## BEGIN RECORDS PROVIDED
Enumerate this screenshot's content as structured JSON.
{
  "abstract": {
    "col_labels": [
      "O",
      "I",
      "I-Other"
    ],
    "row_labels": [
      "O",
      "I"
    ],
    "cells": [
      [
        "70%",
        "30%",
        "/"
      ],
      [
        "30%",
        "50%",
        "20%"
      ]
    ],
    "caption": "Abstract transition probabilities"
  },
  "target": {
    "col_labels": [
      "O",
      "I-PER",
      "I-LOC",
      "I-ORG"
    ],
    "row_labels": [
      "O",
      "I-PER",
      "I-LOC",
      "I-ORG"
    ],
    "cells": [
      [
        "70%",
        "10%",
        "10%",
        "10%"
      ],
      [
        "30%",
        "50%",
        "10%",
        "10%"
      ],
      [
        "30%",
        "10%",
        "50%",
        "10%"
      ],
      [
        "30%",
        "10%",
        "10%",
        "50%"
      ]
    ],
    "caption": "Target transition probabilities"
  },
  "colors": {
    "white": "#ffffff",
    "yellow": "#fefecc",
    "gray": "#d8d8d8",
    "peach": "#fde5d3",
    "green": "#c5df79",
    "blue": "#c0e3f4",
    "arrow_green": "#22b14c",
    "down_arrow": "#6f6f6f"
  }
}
## END RECORDS PROVIDED
-- YOUR INSTRUCTIONS --
Restate all of the entries exactly, please.

-- THE SOLUTION --
Enumerate this screenshot's content as structured JSON.
{
  "abstract": {
    "col_labels": [
      "O",
      "I",
      "I-Other"
    ],
    "row_labels": [
      "O",
      "I"
    ],
    "cells": [
      [
        "70%",
        "30%",
        "/"
      ],
      [
        "30%",
        "50%",
        "20%"
      ]
    ],
    "caption": "Abstract transition probabilities"
  },
  "target": {
    "col_labels": [
      "O",
      "I-PER",
      "I-LOC",
      "I-ORG"
    ],
    "row_labels": [
      "O",
      "I-PER",
      "I-LOC",
      "I-ORG"
    ],
    "cells": [
      [
        "70%",
        "10%",
        "10%",
        "10%"
      ],
      [
        "30%",
        "50%",
        "10%",
        "10%"
      ],
      [
        "30%",
        "10%",
        "50%",
        "10%"
      ],
      [
        "30%",
        "10%",
        "10%",
        "50%"
      ]
    ],
    "caption": "Target transition probabilities"
  },
  "colors": {
    "white": "#ffffff",
    "yellow": "#fefecc",
    "gray": "#d8d8d8",
    "peach": "#fde5d3",
    "green": "#c5df79",
    "blue": "#c0e3f4",
    "arrow_green": "#22b14c",
    "down_arrow": "#6f6f6f"
  }
}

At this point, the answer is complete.